## [Work to be completed]
Find the string "from" in the entries and copy each line that has it.

===============

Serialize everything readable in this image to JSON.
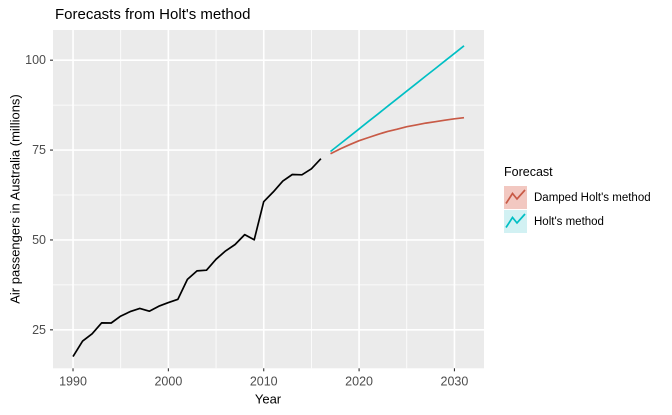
{
  "page": {
    "title": "Forecasts from Holt's method"
  },
  "chart_data": {
    "type": "line",
    "title": "Forecasts from Holt's method",
    "xlabel": "Year",
    "ylabel": "Air passengers in Australia (millions)",
    "x_domain": [
      1987.9,
      2033.1
    ],
    "y_domain": [
      14.3,
      108.4
    ],
    "x_major_ticks": [
      1990,
      2000,
      2010,
      2020,
      2030
    ],
    "x_minor_ticks": [
      1995,
      2005,
      2015,
      2025
    ],
    "y_major_ticks": [
      25,
      50,
      75,
      100
    ],
    "y_minor_ticks": [
      37.5,
      62.5,
      87.5
    ],
    "grid": true,
    "legend_position": "right",
    "panel_bg": "#EBEBEB",
    "grid_color": "#FFFFFF",
    "tick_mark_color": "#333333",
    "tick_label_color": "#4D4D4D",
    "series": [
      {
        "id": "observed",
        "name": "Observed data",
        "color": "#000000",
        "width": 1.7,
        "x_start": 1990,
        "x_step": 1,
        "in_legend": false,
        "values": [
          17.55,
          21.86,
          23.89,
          26.93,
          26.89,
          28.83,
          30.08,
          30.95,
          30.19,
          31.58,
          32.58,
          33.48,
          39.02,
          41.39,
          41.6,
          44.66,
          46.95,
          48.73,
          51.49,
          50.03,
          60.64,
          63.36,
          66.36,
          68.2,
          68.12,
          69.78,
          72.6
        ]
      },
      {
        "id": "damped-holt",
        "name": "Damped Holt's method",
        "color": "#C85A46",
        "key_fill": "#F2C8C1",
        "width": 1.7,
        "x_start": 2017,
        "x_step": 1,
        "in_legend": true,
        "values": [
          74.0,
          75.3,
          76.5,
          77.6,
          78.5,
          79.4,
          80.2,
          80.8,
          81.5,
          82.0,
          82.5,
          82.9,
          83.3,
          83.7,
          84.0
        ]
      },
      {
        "id": "holt",
        "name": "Holt's method",
        "color": "#00BFC4",
        "key_fill": "#D2F1F3",
        "width": 1.7,
        "x_start": 2017,
        "x_step": 1,
        "in_legend": true,
        "values": [
          74.6,
          76.7,
          78.8,
          80.9,
          83.0,
          85.1,
          87.2,
          89.3,
          91.4,
          93.5,
          95.6,
          97.7,
          99.8,
          101.9,
          104.0
        ]
      }
    ],
    "legend": {
      "title": "Forecast",
      "items": [
        {
          "label": "Damped Holt's method",
          "line_color": "#C85A46",
          "fill": "#F2C8C1"
        },
        {
          "label": "Holt's method",
          "line_color": "#00BFC4",
          "fill": "#D2F1F3"
        }
      ]
    }
  }
}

===============

## [Correct result]
    "title": "Forecasts from Holt's method"
    "title": "Forecasts from Holt's method",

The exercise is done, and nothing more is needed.